> _What is asked_
Copy the lines below word for word, beginning with the line that contains "data-point bbox=[400, 361, 406, 367]" and continuing through the line that contains "data-point bbox=[222, 340, 228, 346]".

[A block of data]
==*==

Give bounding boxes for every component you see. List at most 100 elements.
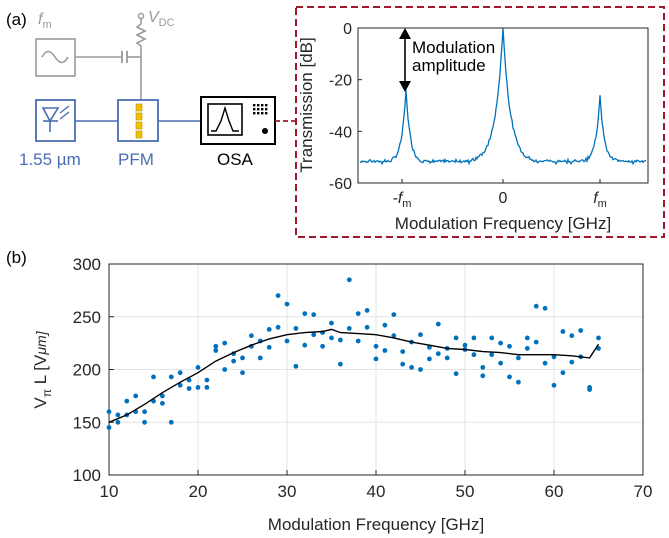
data-point bbox=[400, 361, 406, 367]
y-tick-label: 300 bbox=[73, 255, 101, 274]
data-point bbox=[160, 393, 165, 399]
resistor-icon bbox=[135, 19, 147, 100]
data-point bbox=[240, 370, 245, 376]
data-point bbox=[346, 326, 352, 331]
x-axis-label: Modulation Frequency [GHz] bbox=[268, 515, 484, 534]
data-point bbox=[266, 344, 272, 350]
osa-screen-icon bbox=[207, 103, 243, 136]
data-point bbox=[275, 293, 281, 298]
data-point bbox=[480, 373, 486, 379]
x-ticks: 10 20 30 40 50 60 70 bbox=[100, 470, 653, 501]
data-point bbox=[355, 311, 361, 316]
data-point bbox=[284, 301, 290, 307]
data-point bbox=[462, 342, 468, 348]
x-tick-label: 70 bbox=[634, 482, 653, 501]
data-point bbox=[498, 360, 503, 366]
data-point bbox=[471, 335, 477, 341]
data-point bbox=[391, 333, 397, 339]
spectrum-inset-frame bbox=[295, 6, 665, 238]
data-point bbox=[338, 361, 343, 367]
data-point bbox=[329, 320, 334, 326]
data-point bbox=[249, 333, 254, 339]
modulation-amplitude-arrow bbox=[399, 28, 411, 92]
data-point bbox=[409, 365, 414, 370]
data-point bbox=[168, 419, 174, 425]
vdc-label: VDC bbox=[148, 9, 175, 29]
data-point bbox=[435, 321, 441, 327]
data-point bbox=[453, 371, 459, 377]
data-point bbox=[435, 351, 441, 357]
data-point bbox=[444, 355, 450, 361]
spectrum-trace bbox=[359, 27, 647, 166]
data-point bbox=[311, 312, 317, 317]
data-point bbox=[231, 358, 237, 364]
data-point bbox=[311, 332, 317, 338]
spectrum-plot: 0 -20 -40 -60 -fm 0 fm Modulation amplitude T… bbox=[297, 21, 649, 233]
sine-wave-icon bbox=[41, 50, 69, 64]
y-tick-label: 150 bbox=[73, 413, 101, 432]
data-point bbox=[373, 343, 379, 349]
data-point bbox=[177, 370, 183, 376]
data-point bbox=[418, 367, 423, 372]
y-tick-label: 0 bbox=[343, 21, 352, 38]
data-point bbox=[302, 311, 308, 316]
y-tick-label: -40 bbox=[329, 124, 352, 141]
data-point bbox=[106, 409, 112, 415]
data-point bbox=[489, 335, 495, 341]
y-tick-label: 200 bbox=[73, 361, 101, 380]
spectrum-axes-box bbox=[357, 27, 649, 184]
data-point bbox=[222, 367, 228, 372]
laser-source bbox=[35, 99, 76, 142]
data-point bbox=[346, 277, 352, 283]
annotation-line-1: Modulation bbox=[412, 38, 495, 57]
data-point bbox=[204, 377, 210, 383]
y-tick-label: 100 bbox=[73, 466, 101, 485]
data-point bbox=[222, 340, 228, 346]
data-point bbox=[418, 332, 423, 338]
data-point bbox=[542, 305, 548, 311]
laser-wavelength-label: 1.55 µm bbox=[19, 150, 81, 169]
y-ticks: 100 150 200 250 300 bbox=[73, 255, 114, 485]
data-point bbox=[524, 335, 530, 341]
x-tick-label: 20 bbox=[189, 482, 208, 501]
y-tick-label: -20 bbox=[329, 73, 352, 90]
x-tick-label: 10 bbox=[100, 482, 119, 501]
grid bbox=[108, 263, 644, 476]
y-tick-label: -60 bbox=[329, 176, 352, 193]
data-point bbox=[302, 342, 308, 348]
osa-device bbox=[200, 96, 276, 145]
data-point bbox=[284, 338, 290, 344]
data-point bbox=[382, 322, 388, 328]
data-point bbox=[115, 419, 121, 425]
data-point bbox=[542, 360, 548, 366]
data-point bbox=[516, 379, 521, 385]
data-point bbox=[489, 352, 495, 358]
data-point bbox=[204, 385, 210, 390]
x-tick-label: 30 bbox=[278, 482, 297, 501]
data-point bbox=[133, 393, 139, 399]
trend-line bbox=[108, 328, 600, 423]
spectrum-x-ticks: -fm 0 fm bbox=[393, 179, 607, 210]
y-tick-label: 250 bbox=[73, 308, 101, 327]
data-point bbox=[560, 370, 566, 376]
data-point bbox=[569, 359, 575, 365]
data-point bbox=[364, 308, 370, 313]
pfm-label: PFM bbox=[118, 150, 154, 169]
data-point bbox=[471, 352, 477, 358]
data-point bbox=[275, 324, 281, 330]
data-point bbox=[293, 363, 299, 369]
data-point bbox=[124, 398, 130, 404]
data-point bbox=[186, 386, 192, 391]
data-point bbox=[142, 419, 148, 425]
data-point bbox=[355, 338, 361, 344]
spectrum-x-label: Modulation Frequency [GHz] bbox=[395, 214, 611, 233]
data-point bbox=[320, 343, 325, 349]
data-point bbox=[524, 346, 530, 351]
data-point bbox=[329, 335, 334, 341]
x-tick-label: fm bbox=[593, 190, 607, 210]
laser-diode-icon bbox=[41, 107, 60, 123]
x-tick-label: 60 bbox=[545, 482, 564, 501]
data-point bbox=[364, 324, 370, 330]
fm-label: fm bbox=[38, 11, 52, 31]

==*==

> _Task result_
data-point bbox=[400, 361, 406, 367]
y-tick-label: 300 bbox=[73, 255, 101, 274]
data-point bbox=[160, 393, 165, 399]
resistor-icon bbox=[135, 19, 147, 100]
data-point bbox=[240, 370, 245, 376]
data-point bbox=[346, 326, 352, 331]
x-axis-label: Modulation Frequency [GHz] bbox=[268, 515, 484, 534]
data-point bbox=[266, 344, 272, 350]
osa-screen-icon bbox=[207, 103, 243, 136]
data-point bbox=[275, 293, 281, 298]
data-point bbox=[480, 373, 486, 379]
x-ticks: 10 20 30 40 50 60 70 bbox=[100, 470, 653, 501]
data-point bbox=[355, 311, 361, 316]
data-point bbox=[284, 301, 290, 307]
data-point bbox=[462, 342, 468, 348]
x-tick-label: 70 bbox=[634, 482, 653, 501]
data-point bbox=[498, 360, 503, 366]
data-point bbox=[471, 335, 477, 341]
data-point bbox=[391, 333, 397, 339]
spectrum-inset-frame bbox=[295, 6, 665, 238]
data-point bbox=[338, 361, 343, 367]
data-point bbox=[329, 320, 334, 326]
data-point bbox=[249, 333, 254, 339]
modulation-amplitude-arrow bbox=[399, 28, 411, 92]
data-point bbox=[409, 365, 414, 370]
data-point bbox=[168, 419, 174, 425]
vdc-label: VDC bbox=[148, 9, 175, 29]
data-point bbox=[435, 321, 441, 327]
data-point bbox=[453, 371, 459, 377]
data-point bbox=[435, 351, 441, 357]
data-point bbox=[444, 355, 450, 361]
spectrum-trace bbox=[359, 27, 647, 166]
data-point bbox=[311, 312, 317, 317]
data-point bbox=[231, 358, 237, 364]
data-point bbox=[311, 332, 317, 338]
spectrum-plot: 0 -20 -40 -60 -fm 0 fm Modulation amplitude T… bbox=[297, 21, 649, 233]
sine-wave-icon bbox=[41, 50, 69, 64]
y-tick-label: 150 bbox=[73, 413, 101, 432]
data-point bbox=[373, 343, 379, 349]
data-point bbox=[177, 370, 183, 376]
data-point bbox=[418, 367, 423, 372]
y-tick-label: 0 bbox=[343, 21, 352, 38]
data-point bbox=[302, 311, 308, 316]
y-tick-label: -40 bbox=[329, 124, 352, 141]
data-point bbox=[106, 409, 112, 415]
data-point bbox=[489, 335, 495, 341]
y-tick-label: 200 bbox=[73, 361, 101, 380]
spectrum-axes-box bbox=[357, 27, 649, 184]
data-point bbox=[222, 367, 228, 372]
laser-source bbox=[35, 99, 76, 142]
data-point bbox=[346, 277, 352, 283]
annotation-line-1: Modulation bbox=[412, 38, 495, 57]
data-point bbox=[204, 377, 210, 383]
y-tick-label: 100 bbox=[73, 466, 101, 485]
data-point bbox=[222, 340, 228, 346]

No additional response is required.